- _Exercise instructions_
Pick out every line holding the string "unit" and copy it.

- _Information shown_
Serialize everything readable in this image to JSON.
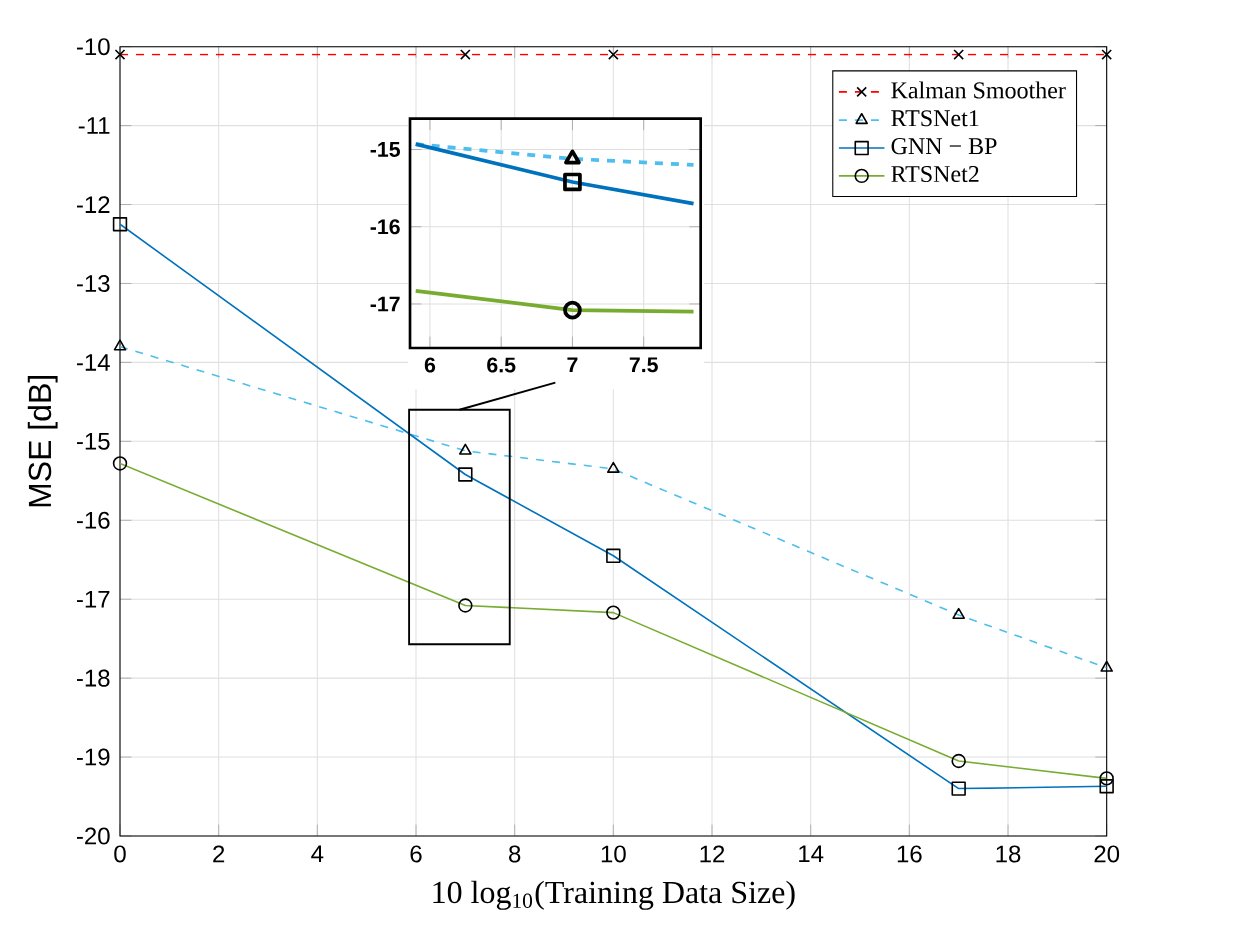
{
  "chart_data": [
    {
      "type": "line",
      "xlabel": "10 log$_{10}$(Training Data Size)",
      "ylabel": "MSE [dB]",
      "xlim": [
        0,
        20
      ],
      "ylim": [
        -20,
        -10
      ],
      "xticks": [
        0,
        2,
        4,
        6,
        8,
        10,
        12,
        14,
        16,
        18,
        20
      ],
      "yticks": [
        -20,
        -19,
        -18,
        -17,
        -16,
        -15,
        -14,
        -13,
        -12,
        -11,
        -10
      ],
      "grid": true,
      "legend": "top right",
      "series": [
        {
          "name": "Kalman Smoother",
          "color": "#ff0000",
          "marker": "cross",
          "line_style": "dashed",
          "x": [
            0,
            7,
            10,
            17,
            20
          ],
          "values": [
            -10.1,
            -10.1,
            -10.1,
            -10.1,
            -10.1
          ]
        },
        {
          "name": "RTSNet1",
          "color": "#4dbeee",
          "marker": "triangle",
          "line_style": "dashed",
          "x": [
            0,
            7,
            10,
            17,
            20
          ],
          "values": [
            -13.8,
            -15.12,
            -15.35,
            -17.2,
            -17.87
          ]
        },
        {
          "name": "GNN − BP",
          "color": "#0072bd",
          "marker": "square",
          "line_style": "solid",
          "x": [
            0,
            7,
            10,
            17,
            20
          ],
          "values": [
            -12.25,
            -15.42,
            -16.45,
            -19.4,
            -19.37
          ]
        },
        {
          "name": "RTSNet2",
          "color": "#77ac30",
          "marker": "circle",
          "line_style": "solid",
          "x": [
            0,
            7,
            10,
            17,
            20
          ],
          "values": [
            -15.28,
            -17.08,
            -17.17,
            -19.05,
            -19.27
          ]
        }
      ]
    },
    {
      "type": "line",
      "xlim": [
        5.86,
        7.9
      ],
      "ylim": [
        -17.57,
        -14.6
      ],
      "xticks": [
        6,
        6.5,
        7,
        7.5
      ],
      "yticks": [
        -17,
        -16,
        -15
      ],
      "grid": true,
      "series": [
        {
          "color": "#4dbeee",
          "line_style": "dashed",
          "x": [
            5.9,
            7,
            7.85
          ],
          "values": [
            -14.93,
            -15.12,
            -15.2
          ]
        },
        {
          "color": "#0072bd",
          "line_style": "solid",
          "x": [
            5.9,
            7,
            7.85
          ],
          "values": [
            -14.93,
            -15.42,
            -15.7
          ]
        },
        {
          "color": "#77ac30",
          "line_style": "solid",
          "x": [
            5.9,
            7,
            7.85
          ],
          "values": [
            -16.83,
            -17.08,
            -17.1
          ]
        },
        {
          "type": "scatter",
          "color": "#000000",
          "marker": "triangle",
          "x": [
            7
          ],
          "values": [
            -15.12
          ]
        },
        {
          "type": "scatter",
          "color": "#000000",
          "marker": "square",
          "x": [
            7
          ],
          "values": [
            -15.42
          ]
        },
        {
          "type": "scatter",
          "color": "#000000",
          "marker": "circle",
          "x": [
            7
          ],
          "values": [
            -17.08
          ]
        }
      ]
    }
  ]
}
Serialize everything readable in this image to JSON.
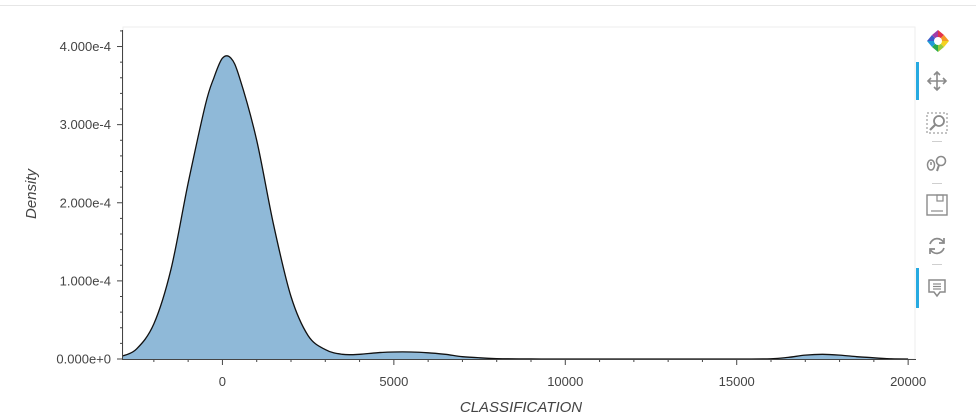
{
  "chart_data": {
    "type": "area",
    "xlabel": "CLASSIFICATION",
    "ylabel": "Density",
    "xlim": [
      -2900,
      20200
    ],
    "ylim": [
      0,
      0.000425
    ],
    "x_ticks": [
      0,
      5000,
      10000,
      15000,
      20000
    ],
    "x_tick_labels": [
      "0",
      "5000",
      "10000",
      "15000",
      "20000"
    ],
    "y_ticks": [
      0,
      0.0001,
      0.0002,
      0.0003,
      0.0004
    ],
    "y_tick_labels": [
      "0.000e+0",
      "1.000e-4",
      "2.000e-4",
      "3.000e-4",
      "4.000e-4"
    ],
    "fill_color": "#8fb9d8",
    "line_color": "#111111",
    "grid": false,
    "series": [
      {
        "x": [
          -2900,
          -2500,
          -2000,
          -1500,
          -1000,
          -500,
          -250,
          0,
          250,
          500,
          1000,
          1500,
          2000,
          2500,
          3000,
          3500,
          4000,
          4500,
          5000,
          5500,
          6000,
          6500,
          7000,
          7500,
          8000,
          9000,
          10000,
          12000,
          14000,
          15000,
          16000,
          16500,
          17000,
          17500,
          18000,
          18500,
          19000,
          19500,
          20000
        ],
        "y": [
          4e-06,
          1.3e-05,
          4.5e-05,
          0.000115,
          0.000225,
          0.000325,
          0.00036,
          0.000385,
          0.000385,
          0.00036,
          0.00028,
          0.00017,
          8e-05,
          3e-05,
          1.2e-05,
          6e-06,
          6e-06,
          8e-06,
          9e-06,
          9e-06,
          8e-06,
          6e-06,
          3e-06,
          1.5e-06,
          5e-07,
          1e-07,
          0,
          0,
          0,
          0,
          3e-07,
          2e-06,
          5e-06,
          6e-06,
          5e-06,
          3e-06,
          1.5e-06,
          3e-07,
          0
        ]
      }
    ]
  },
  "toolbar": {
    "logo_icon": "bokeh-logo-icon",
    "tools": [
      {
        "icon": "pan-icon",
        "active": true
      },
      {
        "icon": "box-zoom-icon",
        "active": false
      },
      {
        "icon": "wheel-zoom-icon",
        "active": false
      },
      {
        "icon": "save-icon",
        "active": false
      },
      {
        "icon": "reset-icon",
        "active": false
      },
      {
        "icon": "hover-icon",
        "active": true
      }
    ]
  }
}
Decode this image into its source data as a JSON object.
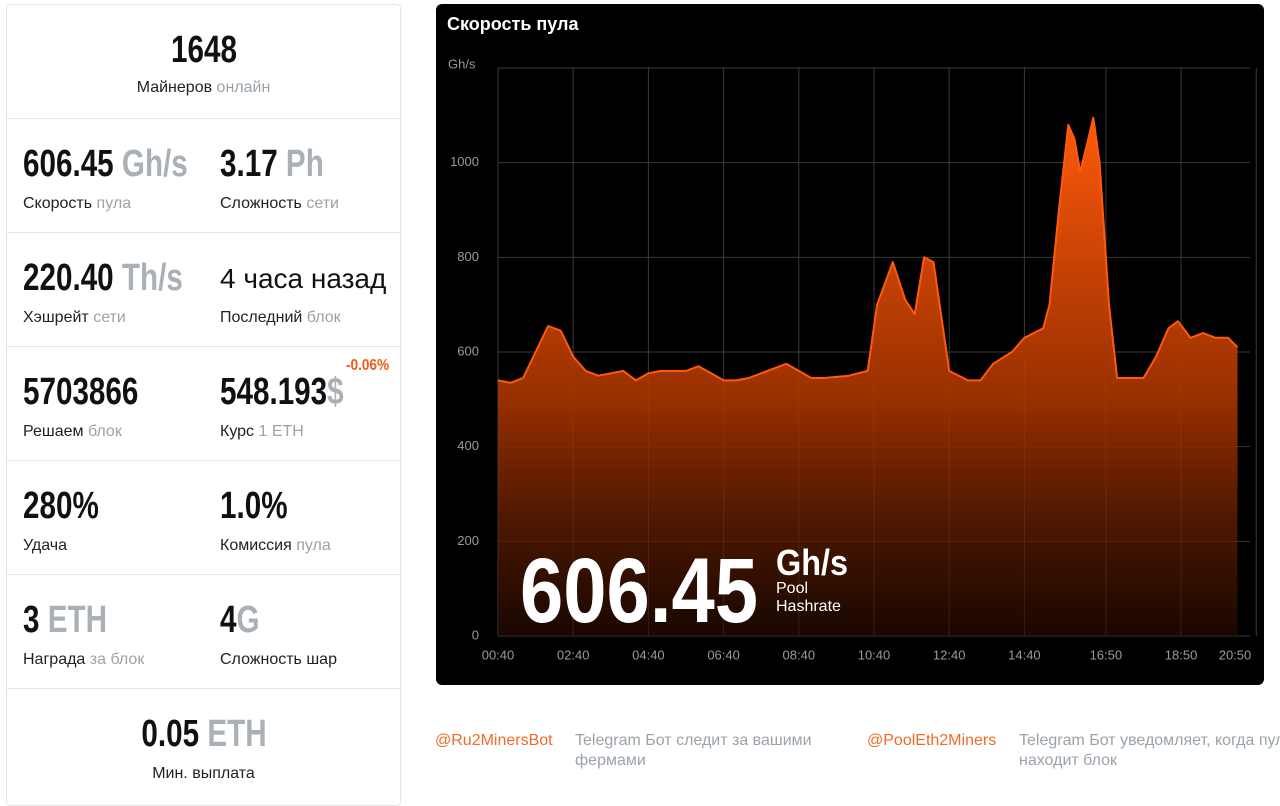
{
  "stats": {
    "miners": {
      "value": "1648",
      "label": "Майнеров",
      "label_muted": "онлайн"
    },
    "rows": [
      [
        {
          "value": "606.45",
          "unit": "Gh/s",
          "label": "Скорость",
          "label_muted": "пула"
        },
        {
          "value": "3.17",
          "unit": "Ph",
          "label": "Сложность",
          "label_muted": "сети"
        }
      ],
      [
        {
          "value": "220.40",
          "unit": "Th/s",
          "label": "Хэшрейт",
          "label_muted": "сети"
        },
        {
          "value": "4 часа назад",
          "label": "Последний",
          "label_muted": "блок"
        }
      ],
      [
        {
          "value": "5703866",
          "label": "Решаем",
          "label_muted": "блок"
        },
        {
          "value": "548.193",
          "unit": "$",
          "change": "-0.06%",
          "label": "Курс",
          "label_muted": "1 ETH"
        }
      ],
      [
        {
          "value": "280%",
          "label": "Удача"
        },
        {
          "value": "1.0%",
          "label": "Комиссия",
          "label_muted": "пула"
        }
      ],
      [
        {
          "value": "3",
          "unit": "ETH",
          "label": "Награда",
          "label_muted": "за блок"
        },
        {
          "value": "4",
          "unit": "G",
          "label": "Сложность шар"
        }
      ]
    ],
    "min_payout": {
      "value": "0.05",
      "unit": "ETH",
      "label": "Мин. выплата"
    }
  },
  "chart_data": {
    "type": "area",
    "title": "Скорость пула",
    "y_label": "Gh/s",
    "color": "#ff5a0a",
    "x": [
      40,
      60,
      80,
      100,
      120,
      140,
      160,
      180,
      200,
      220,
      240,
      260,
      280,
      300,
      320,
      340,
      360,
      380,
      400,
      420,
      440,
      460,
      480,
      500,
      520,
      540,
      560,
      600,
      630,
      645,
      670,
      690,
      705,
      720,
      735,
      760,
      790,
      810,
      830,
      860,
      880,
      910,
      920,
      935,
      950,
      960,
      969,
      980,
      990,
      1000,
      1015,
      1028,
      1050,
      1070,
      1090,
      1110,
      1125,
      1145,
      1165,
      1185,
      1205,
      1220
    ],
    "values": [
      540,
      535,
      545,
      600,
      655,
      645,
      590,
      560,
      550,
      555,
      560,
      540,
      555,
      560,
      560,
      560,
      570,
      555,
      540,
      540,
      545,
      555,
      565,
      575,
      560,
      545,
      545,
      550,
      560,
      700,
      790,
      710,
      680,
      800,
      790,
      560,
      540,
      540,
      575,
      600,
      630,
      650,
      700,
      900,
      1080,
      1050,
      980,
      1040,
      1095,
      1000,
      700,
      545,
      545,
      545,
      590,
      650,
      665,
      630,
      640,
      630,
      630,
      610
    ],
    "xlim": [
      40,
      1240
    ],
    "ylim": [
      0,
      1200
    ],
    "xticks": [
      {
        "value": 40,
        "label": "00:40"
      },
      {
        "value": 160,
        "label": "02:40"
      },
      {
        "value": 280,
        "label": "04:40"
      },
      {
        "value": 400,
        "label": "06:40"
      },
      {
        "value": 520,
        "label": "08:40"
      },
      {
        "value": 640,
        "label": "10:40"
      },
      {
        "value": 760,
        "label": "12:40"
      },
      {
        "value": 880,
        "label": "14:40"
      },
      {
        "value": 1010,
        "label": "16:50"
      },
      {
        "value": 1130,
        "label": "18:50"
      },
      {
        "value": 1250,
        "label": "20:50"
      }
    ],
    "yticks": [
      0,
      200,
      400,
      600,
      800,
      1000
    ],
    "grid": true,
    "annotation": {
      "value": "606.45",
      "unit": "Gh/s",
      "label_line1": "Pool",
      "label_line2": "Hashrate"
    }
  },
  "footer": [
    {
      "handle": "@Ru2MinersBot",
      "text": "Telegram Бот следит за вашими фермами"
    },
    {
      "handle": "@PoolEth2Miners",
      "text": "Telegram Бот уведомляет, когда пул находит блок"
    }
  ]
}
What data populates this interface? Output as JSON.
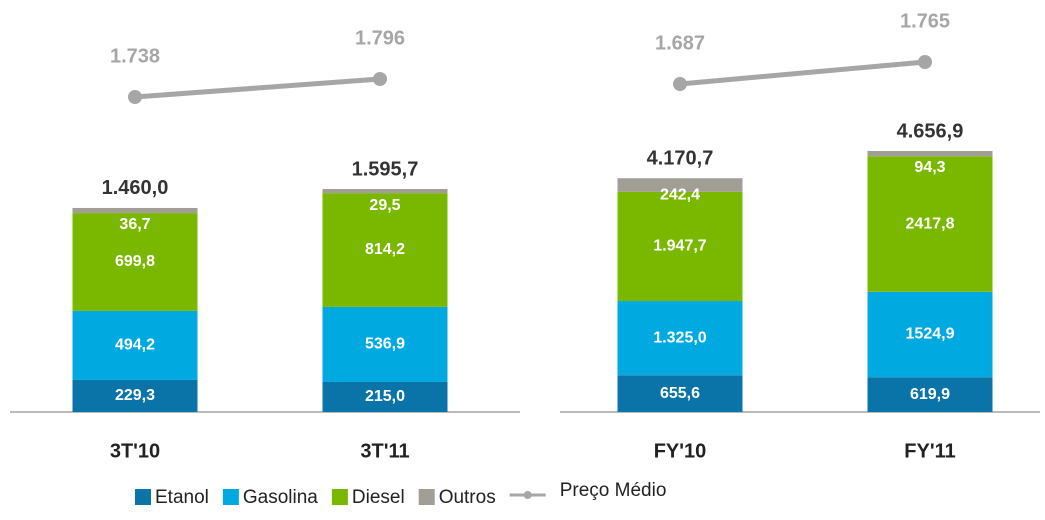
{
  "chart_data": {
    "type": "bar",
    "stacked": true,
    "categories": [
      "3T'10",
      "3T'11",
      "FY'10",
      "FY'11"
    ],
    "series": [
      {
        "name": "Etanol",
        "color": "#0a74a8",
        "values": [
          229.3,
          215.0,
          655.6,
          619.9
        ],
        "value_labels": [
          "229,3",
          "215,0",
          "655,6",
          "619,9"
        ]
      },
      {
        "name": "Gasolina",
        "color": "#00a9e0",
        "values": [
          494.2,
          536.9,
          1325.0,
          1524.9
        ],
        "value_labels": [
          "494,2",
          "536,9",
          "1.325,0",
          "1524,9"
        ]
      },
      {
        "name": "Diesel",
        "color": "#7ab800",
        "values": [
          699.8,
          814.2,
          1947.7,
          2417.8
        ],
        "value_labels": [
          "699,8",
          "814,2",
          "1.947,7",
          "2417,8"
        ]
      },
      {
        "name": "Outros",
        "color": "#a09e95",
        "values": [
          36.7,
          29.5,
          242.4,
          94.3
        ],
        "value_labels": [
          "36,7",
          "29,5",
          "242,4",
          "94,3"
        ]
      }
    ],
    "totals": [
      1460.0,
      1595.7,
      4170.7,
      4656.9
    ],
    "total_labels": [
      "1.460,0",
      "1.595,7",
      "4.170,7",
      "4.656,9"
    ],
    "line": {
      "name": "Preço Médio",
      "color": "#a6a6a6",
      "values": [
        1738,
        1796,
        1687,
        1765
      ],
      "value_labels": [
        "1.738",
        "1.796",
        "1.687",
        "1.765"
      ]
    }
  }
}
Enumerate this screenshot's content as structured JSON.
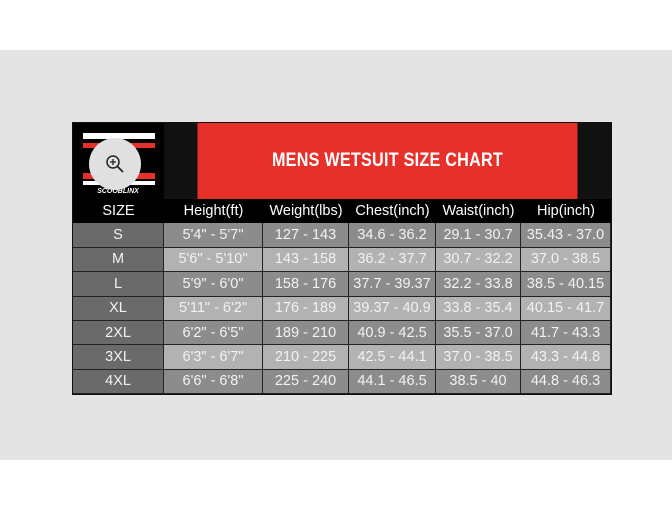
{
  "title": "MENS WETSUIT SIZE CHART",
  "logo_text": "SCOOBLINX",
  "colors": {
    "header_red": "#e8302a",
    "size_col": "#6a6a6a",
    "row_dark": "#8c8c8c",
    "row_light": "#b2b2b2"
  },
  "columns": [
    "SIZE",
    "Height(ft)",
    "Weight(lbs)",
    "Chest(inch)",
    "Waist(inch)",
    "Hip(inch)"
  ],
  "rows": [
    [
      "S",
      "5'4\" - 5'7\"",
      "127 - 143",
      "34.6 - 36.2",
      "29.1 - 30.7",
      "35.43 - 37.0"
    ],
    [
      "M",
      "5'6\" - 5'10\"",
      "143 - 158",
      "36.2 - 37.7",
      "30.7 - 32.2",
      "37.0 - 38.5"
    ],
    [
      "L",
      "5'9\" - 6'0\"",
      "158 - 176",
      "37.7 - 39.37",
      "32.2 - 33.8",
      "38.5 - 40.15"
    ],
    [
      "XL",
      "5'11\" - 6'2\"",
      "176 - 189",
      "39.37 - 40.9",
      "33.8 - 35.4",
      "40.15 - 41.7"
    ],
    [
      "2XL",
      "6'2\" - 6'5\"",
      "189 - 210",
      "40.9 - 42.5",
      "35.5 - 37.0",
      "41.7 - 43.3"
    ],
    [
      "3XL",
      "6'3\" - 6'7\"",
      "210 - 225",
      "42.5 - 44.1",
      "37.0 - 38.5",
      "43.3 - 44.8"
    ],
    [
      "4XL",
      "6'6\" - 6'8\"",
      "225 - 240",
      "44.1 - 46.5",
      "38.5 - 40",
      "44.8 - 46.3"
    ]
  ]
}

- _Correct result_
          "unit": "Gh/s",
          "unit": "Ph",
          "unit": "Th/s",
          "unit": "$",
          "unit": "ETH",
          "unit": "G",
      "unit": "ETH",
      "unit": "Gh/s",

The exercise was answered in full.